Request —
Write out all the entries word for word, but skip any images.

Information shown —
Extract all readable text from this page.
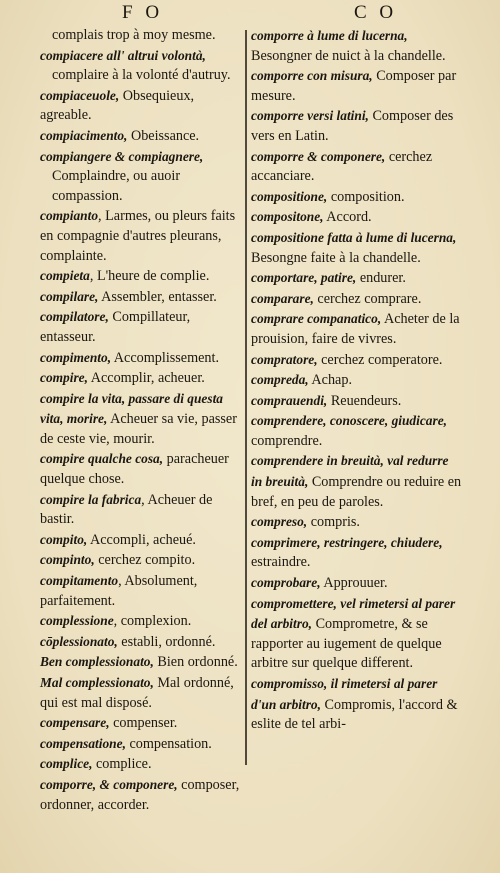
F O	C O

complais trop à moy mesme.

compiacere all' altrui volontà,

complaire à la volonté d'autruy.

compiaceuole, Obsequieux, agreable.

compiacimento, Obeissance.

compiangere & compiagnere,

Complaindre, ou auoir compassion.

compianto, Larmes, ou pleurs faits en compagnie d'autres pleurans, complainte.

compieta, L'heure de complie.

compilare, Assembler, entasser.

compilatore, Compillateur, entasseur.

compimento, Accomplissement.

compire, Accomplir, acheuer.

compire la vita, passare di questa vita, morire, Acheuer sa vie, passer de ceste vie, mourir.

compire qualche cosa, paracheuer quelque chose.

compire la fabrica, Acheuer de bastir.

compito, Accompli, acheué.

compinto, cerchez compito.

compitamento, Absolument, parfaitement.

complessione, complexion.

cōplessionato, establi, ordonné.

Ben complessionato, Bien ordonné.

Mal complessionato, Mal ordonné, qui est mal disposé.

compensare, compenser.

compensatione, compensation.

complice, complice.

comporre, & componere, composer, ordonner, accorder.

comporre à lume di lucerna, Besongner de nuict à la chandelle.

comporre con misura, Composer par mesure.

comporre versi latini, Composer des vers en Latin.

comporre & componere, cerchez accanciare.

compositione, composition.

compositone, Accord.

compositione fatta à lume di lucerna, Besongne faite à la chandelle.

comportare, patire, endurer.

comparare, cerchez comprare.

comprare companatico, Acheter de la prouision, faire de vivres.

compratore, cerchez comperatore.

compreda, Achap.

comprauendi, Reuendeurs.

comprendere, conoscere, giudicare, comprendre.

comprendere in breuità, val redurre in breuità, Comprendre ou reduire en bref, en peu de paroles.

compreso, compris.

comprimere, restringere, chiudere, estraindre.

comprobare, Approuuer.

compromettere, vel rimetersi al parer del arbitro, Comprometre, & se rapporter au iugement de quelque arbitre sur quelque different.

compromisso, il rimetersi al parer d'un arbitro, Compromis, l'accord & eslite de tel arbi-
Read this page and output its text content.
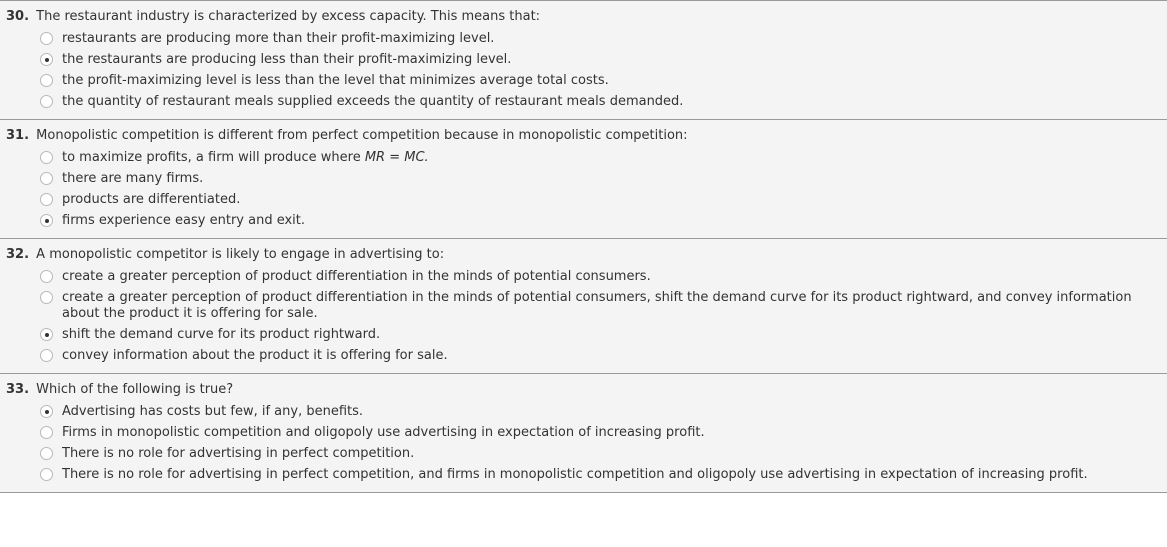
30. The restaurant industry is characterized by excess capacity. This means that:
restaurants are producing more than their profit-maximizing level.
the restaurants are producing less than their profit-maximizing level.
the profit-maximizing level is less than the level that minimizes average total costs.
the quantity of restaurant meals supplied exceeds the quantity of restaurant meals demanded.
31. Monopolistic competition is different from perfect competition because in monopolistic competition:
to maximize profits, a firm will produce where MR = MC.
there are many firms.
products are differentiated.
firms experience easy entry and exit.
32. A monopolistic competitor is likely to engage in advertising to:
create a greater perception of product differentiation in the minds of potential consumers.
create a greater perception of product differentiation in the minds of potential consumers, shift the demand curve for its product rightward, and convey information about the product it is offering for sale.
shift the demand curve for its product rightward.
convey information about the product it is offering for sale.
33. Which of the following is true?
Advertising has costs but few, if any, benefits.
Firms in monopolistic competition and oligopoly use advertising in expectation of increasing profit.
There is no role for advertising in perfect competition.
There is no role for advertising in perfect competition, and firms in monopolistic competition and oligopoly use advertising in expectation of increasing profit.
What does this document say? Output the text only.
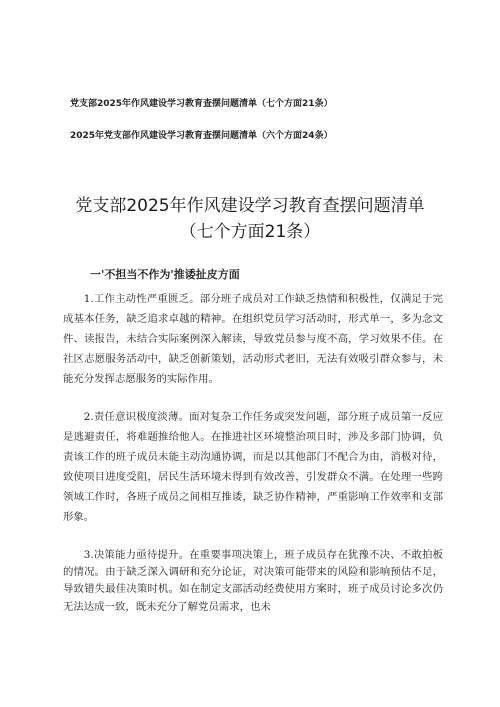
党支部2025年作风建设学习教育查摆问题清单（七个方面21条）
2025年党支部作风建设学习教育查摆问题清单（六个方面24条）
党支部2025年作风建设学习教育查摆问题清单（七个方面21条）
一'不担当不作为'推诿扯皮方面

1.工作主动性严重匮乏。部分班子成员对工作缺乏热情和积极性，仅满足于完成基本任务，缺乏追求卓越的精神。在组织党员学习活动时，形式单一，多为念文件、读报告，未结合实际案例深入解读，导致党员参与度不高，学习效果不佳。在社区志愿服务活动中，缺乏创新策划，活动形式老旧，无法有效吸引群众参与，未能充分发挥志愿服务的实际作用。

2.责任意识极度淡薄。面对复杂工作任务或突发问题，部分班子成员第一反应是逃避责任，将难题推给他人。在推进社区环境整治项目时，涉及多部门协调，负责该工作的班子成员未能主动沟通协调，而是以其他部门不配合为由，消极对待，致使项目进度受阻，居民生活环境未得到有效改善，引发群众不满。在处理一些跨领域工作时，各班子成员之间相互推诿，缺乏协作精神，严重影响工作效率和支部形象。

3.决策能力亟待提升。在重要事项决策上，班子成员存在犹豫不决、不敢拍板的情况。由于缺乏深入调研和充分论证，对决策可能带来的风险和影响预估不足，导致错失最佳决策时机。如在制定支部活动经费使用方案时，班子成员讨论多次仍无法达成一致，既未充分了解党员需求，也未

Response —
Extract all readable text from this page.
F O	C O

complais trop à moy mesme.

compiacere all' altrui volontà,

complaire à la volonté d'autruy.

compiaceuole, Obsequieux, agreable.

compiacimento, Obeissance.

compiangere & compiagnere,

Complaindre, ou auoir compassion.

compianto, Larmes, ou pleurs faits en compagnie d'autres pleurans, complainte.

compieta, L'heure de complie.

compilare, Assembler, entasser.

compilatore, Compillateur, entasseur.

compimento, Accomplissement.

compire, Accomplir, acheuer.

compire la vita, passare di questa vita, morire, Acheuer sa vie, passer de ceste vie, mourir.

compire qualche cosa, paracheuer quelque chose.

compire la fabrica, Acheuer de bastir.

compito, Accompli, acheué.

compinto, cerchez compito.

compitamento, Absolument, parfaitement.

complessione, complexion.

cōplessionato, establi, ordonné.

Ben complessionato, Bien ordonné.

Mal complessionato, Mal ordonné, qui est mal disposé.

compensare, compenser.

compensatione, compensation.

complice, complice.

comporre, & componere, composer, ordonner, accorder.

comporre à lume di lucerna, Besongner de nuict à la chandelle.

comporre con misura, Composer par mesure.

comporre versi latini, Composer des vers en Latin.

comporre & componere, cerchez accanciare.

compositione, composition.

compositone, Accord.

compositione fatta à lume di lucerna, Besongne faite à la chandelle.

comportare, patire, endurer.

comparare, cerchez comprare.

comprare companatico, Acheter de la prouision, faire de vivres.

compratore, cerchez comperatore.

compreda, Achap.

comprauendi, Reuendeurs.

comprendere, conoscere, giudicare, comprendre.

comprendere in breuità, val redurre in breuità, Comprendre ou reduire en bref, en peu de paroles.

compreso, compris.

comprimere, restringere, chiudere, estraindre.

comprobare, Approuuer.

compromettere, vel rimetersi al parer del arbitro, Comprometre, & se rapporter au iugement de quelque arbitre sur quelque different.

compromisso, il rimetersi al parer d'un arbitro, Compromis, l'accord & eslite de tel arbi-
Read this page and output its text content.
30. The restaurant industry is characterized by excess capacity. This means that:
restaurants are producing more than their profit-maximizing level.
the restaurants are producing less than their profit-maximizing level.
the profit-maximizing level is less than the level that minimizes average total costs.
the quantity of restaurant meals supplied exceeds the quantity of restaurant meals demanded.
31. Monopolistic competition is different from perfect competition because in monopolistic competition:
to maximize profits, a firm will produce where MR = MC.
there are many firms.
products are differentiated.
firms experience easy entry and exit.
32. A monopolistic competitor is likely to engage in advertising to:
create a greater perception of product differentiation in the minds of potential consumers.
create a greater perception of product differentiation in the minds of potential consumers, shift the demand curve for its product rightward, and convey information about the product it is offering for sale.
shift the demand curve for its product rightward.
convey information about the product it is offering for sale.
33. Which of the following is true?
Advertising has costs but few, if any, benefits.
Firms in monopolistic competition and oligopoly use advertising in expectation of increasing profit.
There is no role for advertising in perfect competition.
There is no role for advertising in perfect competition, and firms in monopolistic competition and oligopoly use advertising in expectation of increasing profit.
What does this document say? Output the text only.
党支部2025年作风建设学习教育查摆问题清单（七个方面21条）
2025年党支部作风建设学习教育查摆问题清单（六个方面24条）
党支部2025年作风建设学习教育查摆问题清单（七个方面21条）
一'不担当不作为'推诿扯皮方面

1.工作主动性严重匮乏。部分班子成员对工作缺乏热情和积极性，仅满足于完成基本任务，缺乏追求卓越的精神。在组织党员学习活动时，形式单一，多为念文件、读报告，未结合实际案例深入解读，导致党员参与度不高，学习效果不佳。在社区志愿服务活动中，缺乏创新策划，活动形式老旧，无法有效吸引群众参与，未能充分发挥志愿服务的实际作用。

2.责任意识极度淡薄。面对复杂工作任务或突发问题，部分班子成员第一反应是逃避责任，将难题推给他人。在推进社区环境整治项目时，涉及多部门协调，负责该工作的班子成员未能主动沟通协调，而是以其他部门不配合为由，消极对待，致使项目进度受阻，居民生活环境未得到有效改善，引发群众不满。在处理一些跨领域工作时，各班子成员之间相互推诿，缺乏协作精神，严重影响工作效率和支部形象。

3.决策能力亟待提升。在重要事项决策上，班子成员存在犹豫不决、不敢拍板的情况。由于缺乏深入调研和充分论证，对决策可能带来的风险和影响预估不足，导致错失最佳决策时机。如在制定支部活动经费使用方案时，班子成员讨论多次仍无法达成一致，既未充分了解党员需求，也未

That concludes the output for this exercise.